▸ **Task goal**
Omit all pictures. Copy the rest of the material exactly.

▸ **Exercise input**
#####
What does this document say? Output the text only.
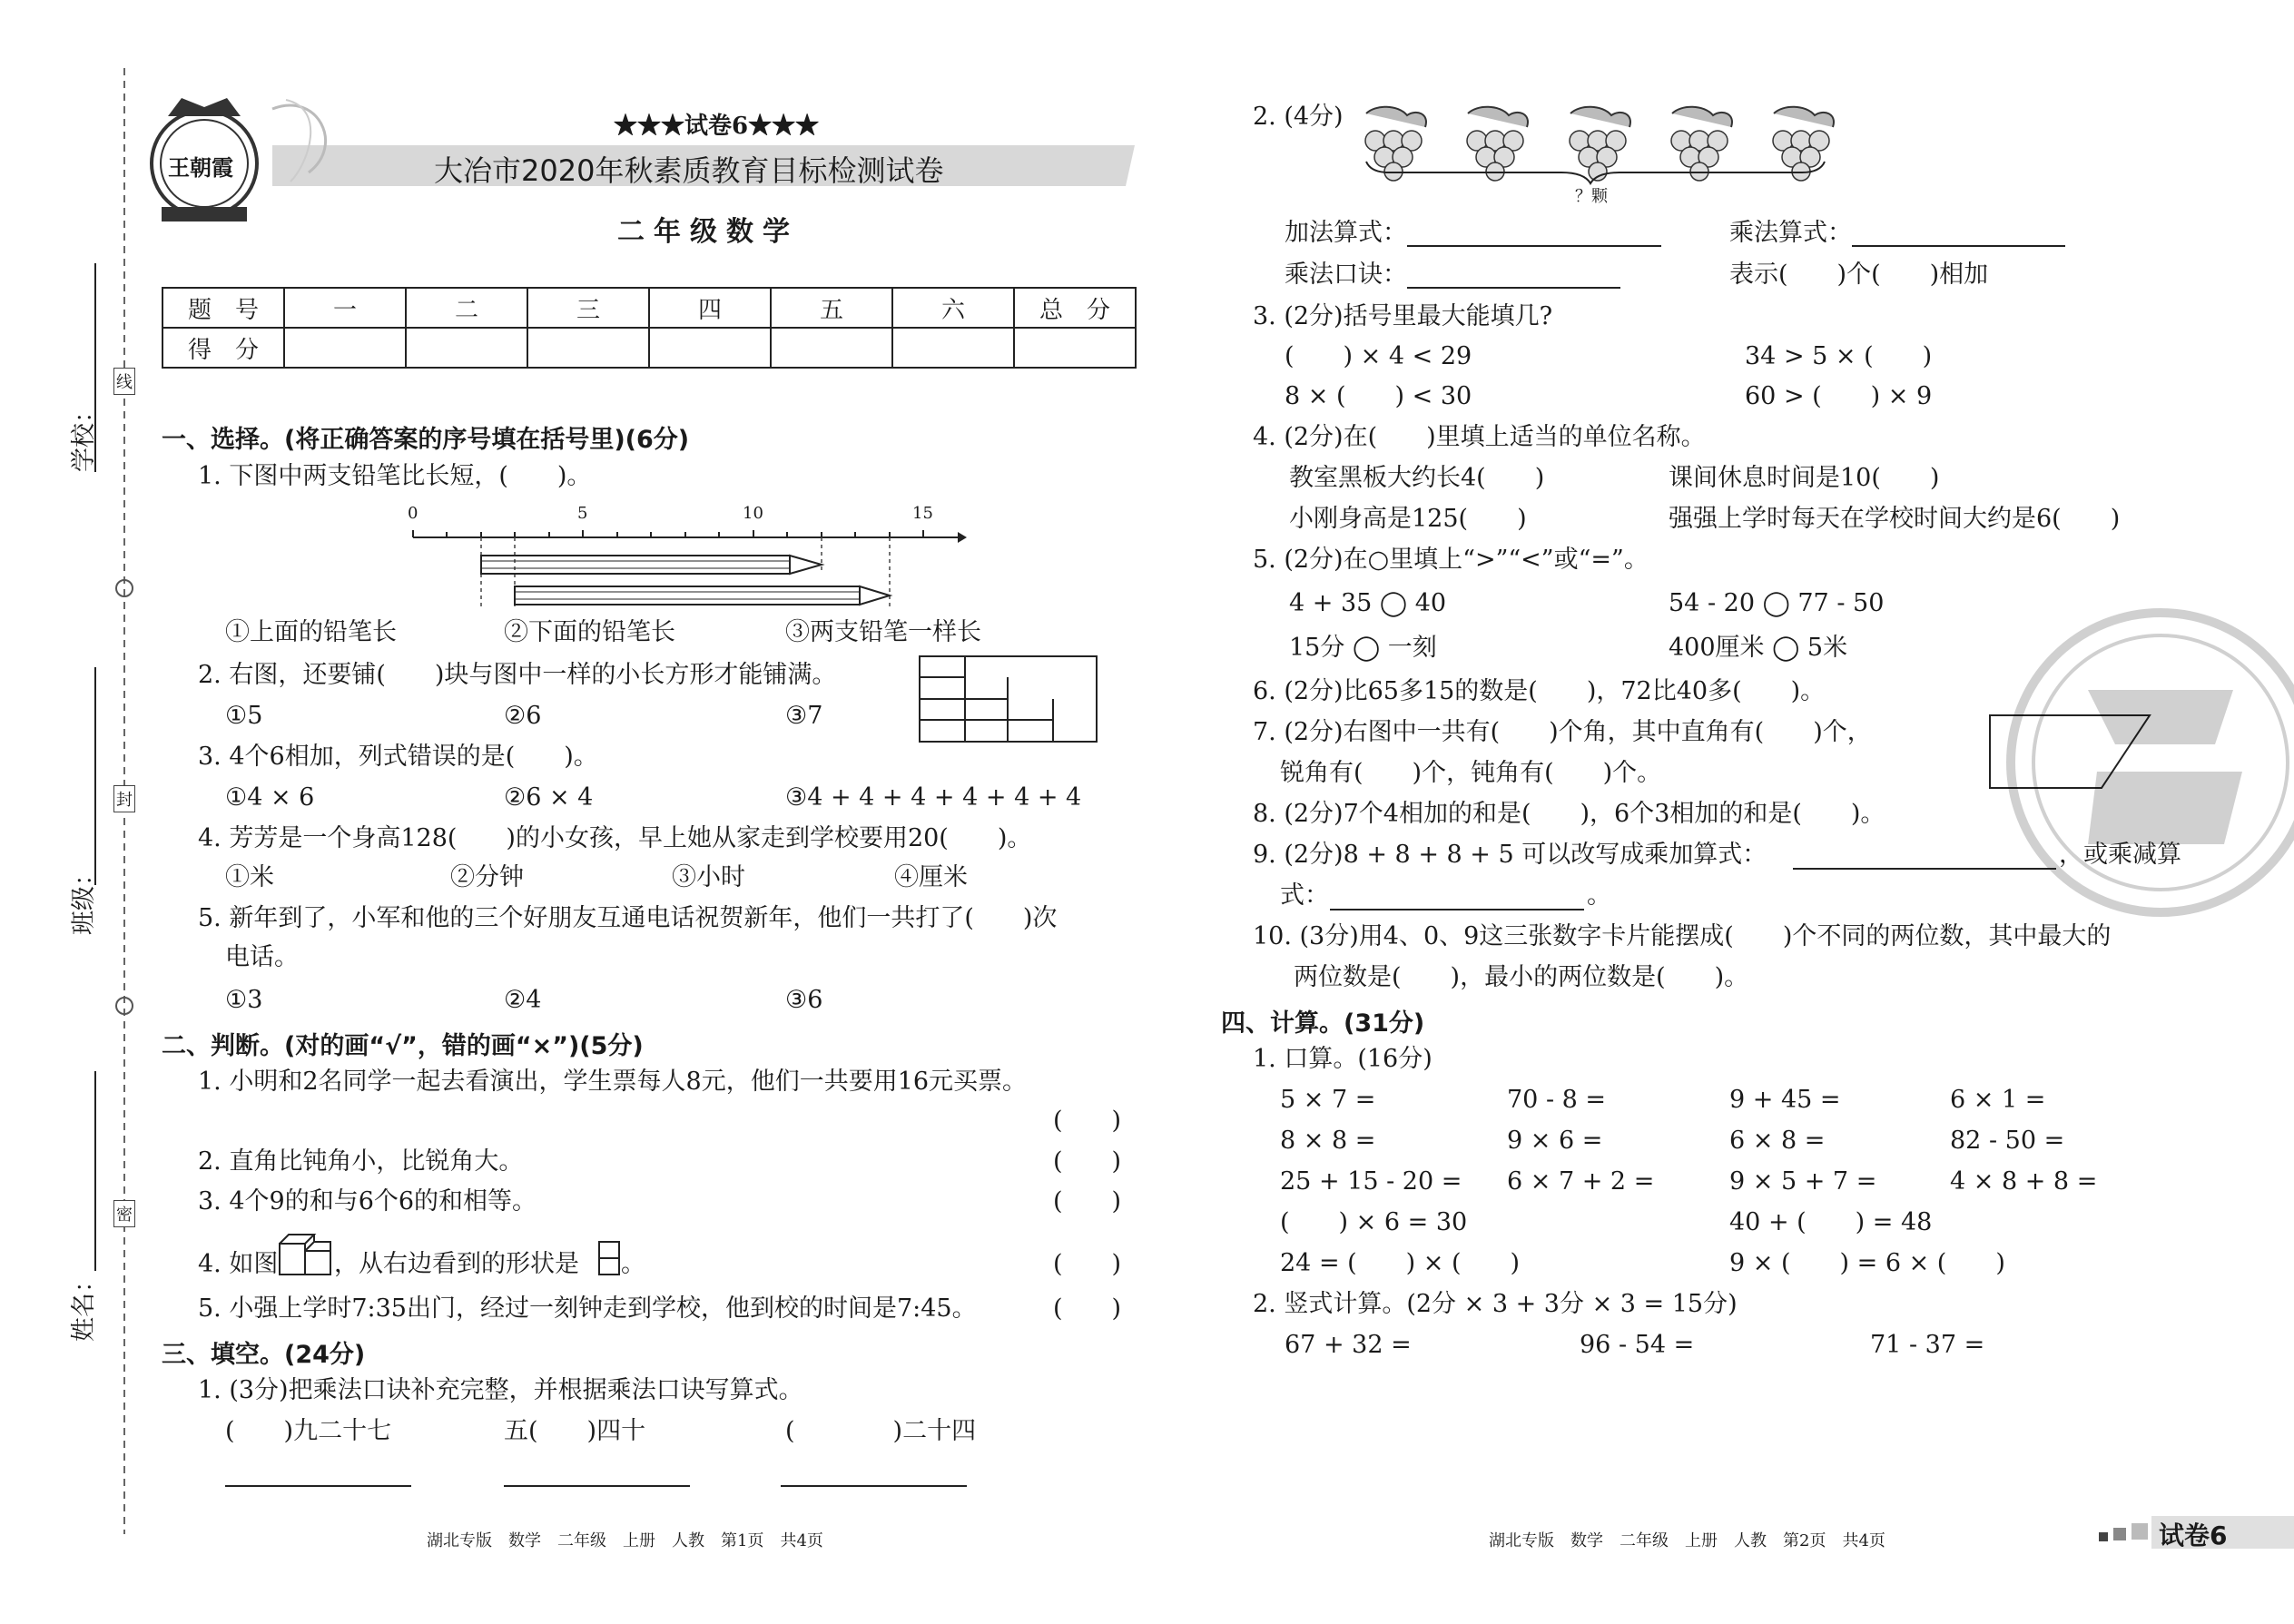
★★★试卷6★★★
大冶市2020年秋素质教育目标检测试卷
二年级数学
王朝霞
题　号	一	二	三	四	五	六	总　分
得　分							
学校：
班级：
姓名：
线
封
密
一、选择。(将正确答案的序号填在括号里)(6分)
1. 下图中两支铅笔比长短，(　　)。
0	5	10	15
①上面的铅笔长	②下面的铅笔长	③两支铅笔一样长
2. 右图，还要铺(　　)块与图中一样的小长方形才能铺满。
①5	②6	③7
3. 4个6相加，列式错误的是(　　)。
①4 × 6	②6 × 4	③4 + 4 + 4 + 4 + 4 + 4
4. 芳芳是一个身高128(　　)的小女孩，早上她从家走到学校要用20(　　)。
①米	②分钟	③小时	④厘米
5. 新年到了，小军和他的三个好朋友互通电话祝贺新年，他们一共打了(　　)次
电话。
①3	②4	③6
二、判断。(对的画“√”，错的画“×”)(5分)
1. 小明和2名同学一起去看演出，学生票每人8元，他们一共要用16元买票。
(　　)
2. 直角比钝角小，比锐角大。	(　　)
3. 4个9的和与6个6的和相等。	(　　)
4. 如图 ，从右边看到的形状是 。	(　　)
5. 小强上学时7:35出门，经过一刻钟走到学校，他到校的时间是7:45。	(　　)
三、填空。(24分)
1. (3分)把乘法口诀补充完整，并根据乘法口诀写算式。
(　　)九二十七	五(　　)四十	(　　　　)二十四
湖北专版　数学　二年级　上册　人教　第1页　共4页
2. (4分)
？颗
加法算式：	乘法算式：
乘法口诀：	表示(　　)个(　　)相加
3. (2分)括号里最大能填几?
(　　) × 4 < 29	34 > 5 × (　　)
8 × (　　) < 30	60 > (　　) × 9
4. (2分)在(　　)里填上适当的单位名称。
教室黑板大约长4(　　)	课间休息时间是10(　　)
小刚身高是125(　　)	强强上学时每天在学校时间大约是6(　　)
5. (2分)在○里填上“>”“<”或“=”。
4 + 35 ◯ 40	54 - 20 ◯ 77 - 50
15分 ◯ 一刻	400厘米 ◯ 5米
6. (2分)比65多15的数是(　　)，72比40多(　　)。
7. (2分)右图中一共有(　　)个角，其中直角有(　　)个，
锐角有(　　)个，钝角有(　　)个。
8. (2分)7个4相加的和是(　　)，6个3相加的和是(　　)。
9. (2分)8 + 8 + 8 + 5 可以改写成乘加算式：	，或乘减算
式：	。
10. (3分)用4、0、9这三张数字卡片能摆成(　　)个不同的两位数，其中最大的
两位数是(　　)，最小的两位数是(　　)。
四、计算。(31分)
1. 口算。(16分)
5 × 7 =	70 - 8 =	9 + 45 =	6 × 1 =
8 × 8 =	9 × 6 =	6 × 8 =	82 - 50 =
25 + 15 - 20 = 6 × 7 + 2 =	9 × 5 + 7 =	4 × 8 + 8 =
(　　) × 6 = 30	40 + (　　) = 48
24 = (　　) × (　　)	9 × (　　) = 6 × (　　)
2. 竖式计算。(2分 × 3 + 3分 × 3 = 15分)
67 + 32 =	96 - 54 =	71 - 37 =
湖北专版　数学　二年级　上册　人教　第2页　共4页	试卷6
#####
▸ **Solution to this problem**
What does this document say? Output the text only.
★★★试卷6★★★
大冶市2020年秋素质教育目标检测试卷
二年级数学
王朝霞
题　号	一	二	三	四	五	六	总　分
得　分							
学校：
班级：
姓名：
线
封
密
一、选择。(将正确答案的序号填在括号里)(6分)
1. 下图中两支铅笔比长短，(　　)。
0	5	10	15
①上面的铅笔长	②下面的铅笔长	③两支铅笔一样长
2. 右图，还要铺(　　)块与图中一样的小长方形才能铺满。
①5	②6	③7
3. 4个6相加，列式错误的是(　　)。
①4 × 6	②6 × 4	③4 + 4 + 4 + 4 + 4 + 4
4. 芳芳是一个身高128(　　)的小女孩，早上她从家走到学校要用20(　　)。
①米	②分钟	③小时	④厘米
5. 新年到了，小军和他的三个好朋友互通电话祝贺新年，他们一共打了(　　)次
电话。
①3	②4	③6
二、判断。(对的画“√”，错的画“×”)(5分)
1. 小明和2名同学一起去看演出，学生票每人8元，他们一共要用16元买票。
(　　)
2. 直角比钝角小，比锐角大。	(　　)
3. 4个9的和与6个6的和相等。	(　　)
4. 如图 ，从右边看到的形状是 。	(　　)
5. 小强上学时7:35出门，经过一刻钟走到学校，他到校的时间是7:45。	(　　)
三、填空。(24分)
1. (3分)把乘法口诀补充完整，并根据乘法口诀写算式。
(　　)九二十七	五(　　)四十	(　　　　)二十四
湖北专版　数学　二年级　上册　人教　第1页　共4页
2. (4分)
？颗
加法算式：	乘法算式：
乘法口诀：	表示(　　)个(　　)相加
3. (2分)括号里最大能填几?
(　　) × 4 < 29	34 > 5 × (　　)
8 × (　　) < 30	60 > (　　) × 9
4. (2分)在(　　)里填上适当的单位名称。
教室黑板大约长4(　　)	课间休息时间是10(　　)
小刚身高是125(　　)	强强上学时每天在学校时间大约是6(　　)
5. (2分)在○里填上“>”“<”或“=”。
4 + 35 ◯ 40	54 - 20 ◯ 77 - 50
15分 ◯ 一刻	400厘米 ◯ 5米
6. (2分)比65多15的数是(　　)，72比40多(　　)。
7. (2分)右图中一共有(　　)个角，其中直角有(　　)个，
锐角有(　　)个，钝角有(　　)个。
8. (2分)7个4相加的和是(　　)，6个3相加的和是(　　)。
9. (2分)8 + 8 + 8 + 5 可以改写成乘加算式：	，或乘减算
式：	。
10. (3分)用4、0、9这三张数字卡片能摆成(　　)个不同的两位数，其中最大的
两位数是(　　)，最小的两位数是(　　)。
四、计算。(31分)
1. 口算。(16分)
5 × 7 =	70 - 8 =	9 + 45 =	6 × 1 =
8 × 8 =	9 × 6 =	6 × 8 =	82 - 50 =
25 + 15 - 20 = 6 × 7 + 2 =	9 × 5 + 7 =	4 × 8 + 8 =
(　　) × 6 = 30	40 + (　　) = 48
24 = (　　) × (　　)	9 × (　　) = 6 × (　　)
2. 竖式计算。(2分 × 3 + 3分 × 3 = 15分)
67 + 32 =	96 - 54 =	71 - 37 =
湖北专版　数学　二年级　上册　人教　第2页　共4页	试卷6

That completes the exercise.